Count the lines that include the string "this", and give only that number.

(Extracted data entries)
* * * * * * *
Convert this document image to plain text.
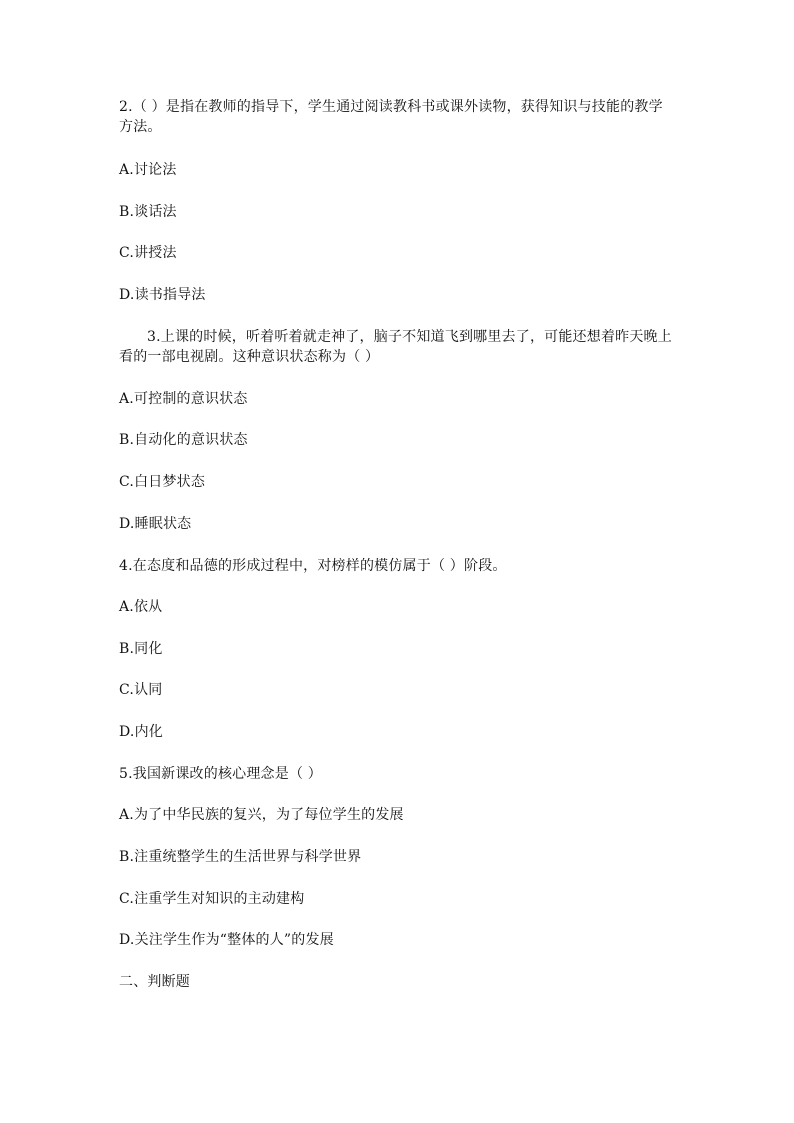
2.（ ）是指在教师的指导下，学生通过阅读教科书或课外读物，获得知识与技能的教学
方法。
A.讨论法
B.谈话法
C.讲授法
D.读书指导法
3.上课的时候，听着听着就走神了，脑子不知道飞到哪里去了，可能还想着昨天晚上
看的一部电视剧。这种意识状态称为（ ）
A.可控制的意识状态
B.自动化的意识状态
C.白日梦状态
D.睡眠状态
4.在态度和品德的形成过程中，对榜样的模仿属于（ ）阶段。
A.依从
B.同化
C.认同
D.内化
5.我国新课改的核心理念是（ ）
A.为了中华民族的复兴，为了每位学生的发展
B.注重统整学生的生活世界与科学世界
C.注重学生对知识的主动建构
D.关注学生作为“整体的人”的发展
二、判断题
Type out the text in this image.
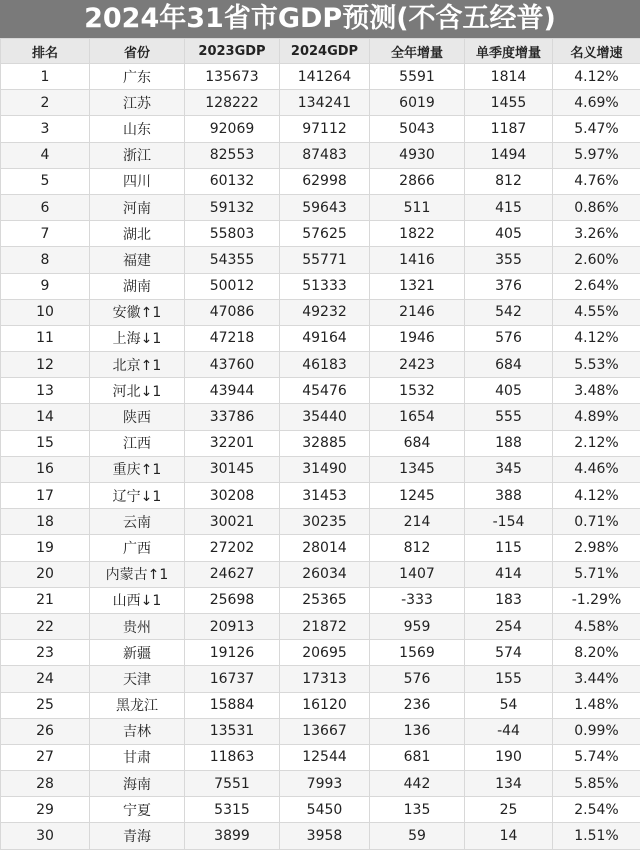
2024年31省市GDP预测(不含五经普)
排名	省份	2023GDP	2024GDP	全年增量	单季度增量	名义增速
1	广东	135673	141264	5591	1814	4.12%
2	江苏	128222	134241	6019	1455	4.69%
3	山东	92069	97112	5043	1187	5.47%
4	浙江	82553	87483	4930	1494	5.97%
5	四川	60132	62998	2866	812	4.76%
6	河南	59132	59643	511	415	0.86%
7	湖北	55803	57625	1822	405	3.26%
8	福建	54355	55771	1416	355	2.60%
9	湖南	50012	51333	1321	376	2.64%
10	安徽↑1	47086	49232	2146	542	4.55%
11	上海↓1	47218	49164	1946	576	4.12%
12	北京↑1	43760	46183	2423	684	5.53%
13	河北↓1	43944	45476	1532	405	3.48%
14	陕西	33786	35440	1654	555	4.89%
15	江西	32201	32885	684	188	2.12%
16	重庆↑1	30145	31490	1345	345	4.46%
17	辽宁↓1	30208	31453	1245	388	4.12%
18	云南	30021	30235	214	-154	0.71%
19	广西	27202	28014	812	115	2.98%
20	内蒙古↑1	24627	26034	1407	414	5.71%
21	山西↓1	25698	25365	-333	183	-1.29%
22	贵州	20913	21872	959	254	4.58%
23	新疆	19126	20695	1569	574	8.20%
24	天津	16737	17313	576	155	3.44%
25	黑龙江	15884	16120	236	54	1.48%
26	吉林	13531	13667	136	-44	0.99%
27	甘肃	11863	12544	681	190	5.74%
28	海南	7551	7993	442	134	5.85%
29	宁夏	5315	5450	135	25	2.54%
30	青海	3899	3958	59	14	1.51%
* * * * * * *
(COMPLETE ANSWER): 2